Which lines hold the word "kojin"? Show each of them.
* start Raw data *
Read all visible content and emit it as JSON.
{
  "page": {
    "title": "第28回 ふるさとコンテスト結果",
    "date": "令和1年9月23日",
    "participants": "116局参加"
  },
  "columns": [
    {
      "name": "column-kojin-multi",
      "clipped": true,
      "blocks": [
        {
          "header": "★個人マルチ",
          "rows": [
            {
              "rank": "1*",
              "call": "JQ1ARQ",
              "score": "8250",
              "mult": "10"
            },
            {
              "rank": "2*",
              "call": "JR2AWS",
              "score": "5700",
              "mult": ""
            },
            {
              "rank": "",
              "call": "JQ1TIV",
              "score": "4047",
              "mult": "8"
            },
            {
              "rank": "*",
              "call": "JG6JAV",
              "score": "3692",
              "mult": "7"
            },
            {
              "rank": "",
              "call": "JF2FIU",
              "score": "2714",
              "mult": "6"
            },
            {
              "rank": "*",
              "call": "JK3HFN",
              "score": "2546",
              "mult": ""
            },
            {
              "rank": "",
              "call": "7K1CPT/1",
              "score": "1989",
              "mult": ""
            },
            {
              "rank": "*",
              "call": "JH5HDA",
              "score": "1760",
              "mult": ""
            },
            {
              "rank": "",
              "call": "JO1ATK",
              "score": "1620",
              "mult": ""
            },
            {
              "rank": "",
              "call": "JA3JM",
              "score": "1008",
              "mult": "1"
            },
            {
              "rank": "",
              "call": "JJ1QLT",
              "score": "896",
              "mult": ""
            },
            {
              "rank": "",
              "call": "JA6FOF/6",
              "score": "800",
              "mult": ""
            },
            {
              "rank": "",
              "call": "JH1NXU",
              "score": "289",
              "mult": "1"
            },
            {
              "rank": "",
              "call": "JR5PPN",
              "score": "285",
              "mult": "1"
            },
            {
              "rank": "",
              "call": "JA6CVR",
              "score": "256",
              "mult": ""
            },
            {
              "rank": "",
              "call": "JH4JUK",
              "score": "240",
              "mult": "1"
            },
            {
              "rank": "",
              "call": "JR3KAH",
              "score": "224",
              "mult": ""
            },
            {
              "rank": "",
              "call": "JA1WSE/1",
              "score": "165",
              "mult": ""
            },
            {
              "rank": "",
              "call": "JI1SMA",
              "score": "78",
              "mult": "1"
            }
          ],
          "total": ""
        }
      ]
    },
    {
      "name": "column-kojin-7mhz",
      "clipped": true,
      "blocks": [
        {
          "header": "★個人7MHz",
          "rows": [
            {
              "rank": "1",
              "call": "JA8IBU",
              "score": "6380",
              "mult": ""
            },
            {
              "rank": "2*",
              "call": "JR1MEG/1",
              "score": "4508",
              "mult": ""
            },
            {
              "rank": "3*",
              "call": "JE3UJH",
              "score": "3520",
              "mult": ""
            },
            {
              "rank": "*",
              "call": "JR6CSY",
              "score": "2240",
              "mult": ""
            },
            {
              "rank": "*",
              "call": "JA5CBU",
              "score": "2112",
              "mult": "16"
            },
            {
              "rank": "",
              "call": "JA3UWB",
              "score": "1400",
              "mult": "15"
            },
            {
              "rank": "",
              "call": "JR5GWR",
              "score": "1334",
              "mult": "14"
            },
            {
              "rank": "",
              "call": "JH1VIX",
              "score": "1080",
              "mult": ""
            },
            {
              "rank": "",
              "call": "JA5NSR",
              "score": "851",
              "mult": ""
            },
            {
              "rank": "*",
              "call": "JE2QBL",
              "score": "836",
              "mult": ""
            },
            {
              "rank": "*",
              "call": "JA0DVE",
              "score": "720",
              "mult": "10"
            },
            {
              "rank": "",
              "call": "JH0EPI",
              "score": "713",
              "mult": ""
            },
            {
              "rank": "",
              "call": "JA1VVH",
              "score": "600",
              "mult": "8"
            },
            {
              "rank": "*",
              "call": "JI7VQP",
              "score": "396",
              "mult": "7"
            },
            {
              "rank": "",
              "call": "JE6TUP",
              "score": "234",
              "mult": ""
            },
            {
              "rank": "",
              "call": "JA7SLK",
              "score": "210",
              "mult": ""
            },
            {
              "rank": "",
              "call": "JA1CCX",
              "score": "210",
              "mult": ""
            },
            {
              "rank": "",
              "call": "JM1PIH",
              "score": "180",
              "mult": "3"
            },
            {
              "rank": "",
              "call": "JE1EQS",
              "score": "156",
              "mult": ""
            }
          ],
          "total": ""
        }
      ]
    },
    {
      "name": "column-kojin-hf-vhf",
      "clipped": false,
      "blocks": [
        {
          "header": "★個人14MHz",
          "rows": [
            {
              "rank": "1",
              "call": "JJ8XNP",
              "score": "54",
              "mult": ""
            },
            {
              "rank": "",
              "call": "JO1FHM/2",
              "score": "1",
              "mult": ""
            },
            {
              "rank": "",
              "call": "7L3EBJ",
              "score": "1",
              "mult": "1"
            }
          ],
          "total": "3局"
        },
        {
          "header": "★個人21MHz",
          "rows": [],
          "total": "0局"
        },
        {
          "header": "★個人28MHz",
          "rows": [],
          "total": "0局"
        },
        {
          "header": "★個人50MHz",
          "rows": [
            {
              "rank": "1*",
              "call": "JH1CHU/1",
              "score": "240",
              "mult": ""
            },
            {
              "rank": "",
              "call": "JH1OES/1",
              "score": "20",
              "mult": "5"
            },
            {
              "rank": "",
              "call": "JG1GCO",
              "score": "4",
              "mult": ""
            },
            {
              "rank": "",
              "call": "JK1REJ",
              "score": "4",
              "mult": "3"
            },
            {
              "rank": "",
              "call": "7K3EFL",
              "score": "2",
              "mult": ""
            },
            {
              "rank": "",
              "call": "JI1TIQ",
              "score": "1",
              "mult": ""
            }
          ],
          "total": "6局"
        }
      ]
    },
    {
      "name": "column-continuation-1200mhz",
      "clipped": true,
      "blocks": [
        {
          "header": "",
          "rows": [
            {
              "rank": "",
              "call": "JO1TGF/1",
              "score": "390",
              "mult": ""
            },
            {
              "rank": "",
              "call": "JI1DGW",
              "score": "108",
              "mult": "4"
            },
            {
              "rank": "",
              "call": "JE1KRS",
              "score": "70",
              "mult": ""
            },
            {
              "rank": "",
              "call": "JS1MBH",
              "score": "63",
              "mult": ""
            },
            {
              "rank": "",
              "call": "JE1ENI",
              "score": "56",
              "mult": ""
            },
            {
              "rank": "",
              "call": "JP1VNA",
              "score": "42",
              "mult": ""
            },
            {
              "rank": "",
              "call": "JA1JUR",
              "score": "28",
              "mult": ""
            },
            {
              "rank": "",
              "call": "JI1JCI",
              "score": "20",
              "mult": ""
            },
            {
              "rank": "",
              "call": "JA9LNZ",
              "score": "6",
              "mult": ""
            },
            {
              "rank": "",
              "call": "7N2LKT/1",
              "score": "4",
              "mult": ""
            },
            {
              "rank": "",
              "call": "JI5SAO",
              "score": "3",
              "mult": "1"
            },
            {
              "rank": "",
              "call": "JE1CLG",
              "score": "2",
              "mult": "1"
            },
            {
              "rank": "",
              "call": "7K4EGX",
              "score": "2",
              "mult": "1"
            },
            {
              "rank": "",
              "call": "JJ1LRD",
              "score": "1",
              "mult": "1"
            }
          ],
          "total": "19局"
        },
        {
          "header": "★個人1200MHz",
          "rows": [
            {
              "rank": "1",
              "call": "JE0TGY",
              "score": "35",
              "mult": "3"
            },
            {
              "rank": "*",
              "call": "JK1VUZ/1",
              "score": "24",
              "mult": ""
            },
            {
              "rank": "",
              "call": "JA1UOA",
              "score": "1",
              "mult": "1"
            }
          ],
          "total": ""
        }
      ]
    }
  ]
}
* end Raw data *
▶ In response:
      "name": "column-kojin-multi",
      "name": "column-kojin-7mhz",
      "name": "column-kojin-hf-vhf",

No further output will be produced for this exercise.